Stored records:
>> Start

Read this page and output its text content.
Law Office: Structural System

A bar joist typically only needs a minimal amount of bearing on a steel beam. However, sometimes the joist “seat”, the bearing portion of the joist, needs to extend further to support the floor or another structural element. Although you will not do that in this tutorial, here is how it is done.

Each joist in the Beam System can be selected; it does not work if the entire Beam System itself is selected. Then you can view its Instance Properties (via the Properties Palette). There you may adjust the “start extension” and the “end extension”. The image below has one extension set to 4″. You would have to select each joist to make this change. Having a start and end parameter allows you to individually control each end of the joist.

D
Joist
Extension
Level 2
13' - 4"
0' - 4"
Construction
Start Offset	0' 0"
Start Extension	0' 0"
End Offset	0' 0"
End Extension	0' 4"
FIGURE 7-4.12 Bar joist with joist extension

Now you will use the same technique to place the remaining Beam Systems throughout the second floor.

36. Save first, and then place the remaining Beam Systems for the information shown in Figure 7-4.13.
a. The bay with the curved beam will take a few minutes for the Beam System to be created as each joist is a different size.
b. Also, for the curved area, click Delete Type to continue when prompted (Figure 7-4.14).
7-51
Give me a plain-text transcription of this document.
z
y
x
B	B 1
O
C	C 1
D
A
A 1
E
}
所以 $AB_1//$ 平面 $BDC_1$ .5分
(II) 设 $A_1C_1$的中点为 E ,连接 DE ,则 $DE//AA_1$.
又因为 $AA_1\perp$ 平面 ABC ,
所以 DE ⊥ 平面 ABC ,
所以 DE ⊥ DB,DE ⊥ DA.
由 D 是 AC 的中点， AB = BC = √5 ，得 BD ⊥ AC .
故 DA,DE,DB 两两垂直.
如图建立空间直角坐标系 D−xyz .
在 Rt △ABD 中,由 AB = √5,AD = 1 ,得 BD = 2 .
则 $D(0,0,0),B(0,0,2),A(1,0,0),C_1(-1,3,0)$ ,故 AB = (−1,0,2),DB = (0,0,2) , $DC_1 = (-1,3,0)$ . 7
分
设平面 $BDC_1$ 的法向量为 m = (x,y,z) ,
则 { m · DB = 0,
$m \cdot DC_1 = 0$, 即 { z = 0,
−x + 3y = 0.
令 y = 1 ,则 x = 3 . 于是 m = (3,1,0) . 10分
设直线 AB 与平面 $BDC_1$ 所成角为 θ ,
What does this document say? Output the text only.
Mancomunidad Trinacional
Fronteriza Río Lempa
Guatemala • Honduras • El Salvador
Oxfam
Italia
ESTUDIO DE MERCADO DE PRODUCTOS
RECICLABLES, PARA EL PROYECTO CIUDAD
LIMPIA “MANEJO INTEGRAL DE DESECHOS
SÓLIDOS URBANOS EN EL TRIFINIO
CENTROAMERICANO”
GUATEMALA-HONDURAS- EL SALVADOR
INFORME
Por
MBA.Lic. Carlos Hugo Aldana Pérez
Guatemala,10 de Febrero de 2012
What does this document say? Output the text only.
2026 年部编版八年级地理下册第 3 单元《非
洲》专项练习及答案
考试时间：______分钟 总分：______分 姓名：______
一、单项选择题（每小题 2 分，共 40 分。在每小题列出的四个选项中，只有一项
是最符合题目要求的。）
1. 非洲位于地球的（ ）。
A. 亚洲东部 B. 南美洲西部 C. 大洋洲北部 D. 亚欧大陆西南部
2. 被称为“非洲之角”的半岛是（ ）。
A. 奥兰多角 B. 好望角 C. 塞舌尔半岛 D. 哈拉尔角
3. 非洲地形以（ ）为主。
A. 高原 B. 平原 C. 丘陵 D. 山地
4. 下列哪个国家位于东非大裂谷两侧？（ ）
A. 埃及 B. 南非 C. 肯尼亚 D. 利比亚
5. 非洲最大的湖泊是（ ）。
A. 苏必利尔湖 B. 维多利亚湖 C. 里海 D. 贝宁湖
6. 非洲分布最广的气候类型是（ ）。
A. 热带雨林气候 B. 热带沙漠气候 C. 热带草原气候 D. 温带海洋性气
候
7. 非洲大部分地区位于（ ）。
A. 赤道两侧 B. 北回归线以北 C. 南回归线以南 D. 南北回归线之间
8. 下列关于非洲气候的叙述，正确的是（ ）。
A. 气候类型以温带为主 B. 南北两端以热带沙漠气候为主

>> End

Directions:
Every line containing the string "with" must be listed.

Result for this exercise:
FIGURE 7-4.12 Bar joist with joist extension
a. The bay with the curved beam will take a few minutes for the Beam System to be created as each joist is a different size.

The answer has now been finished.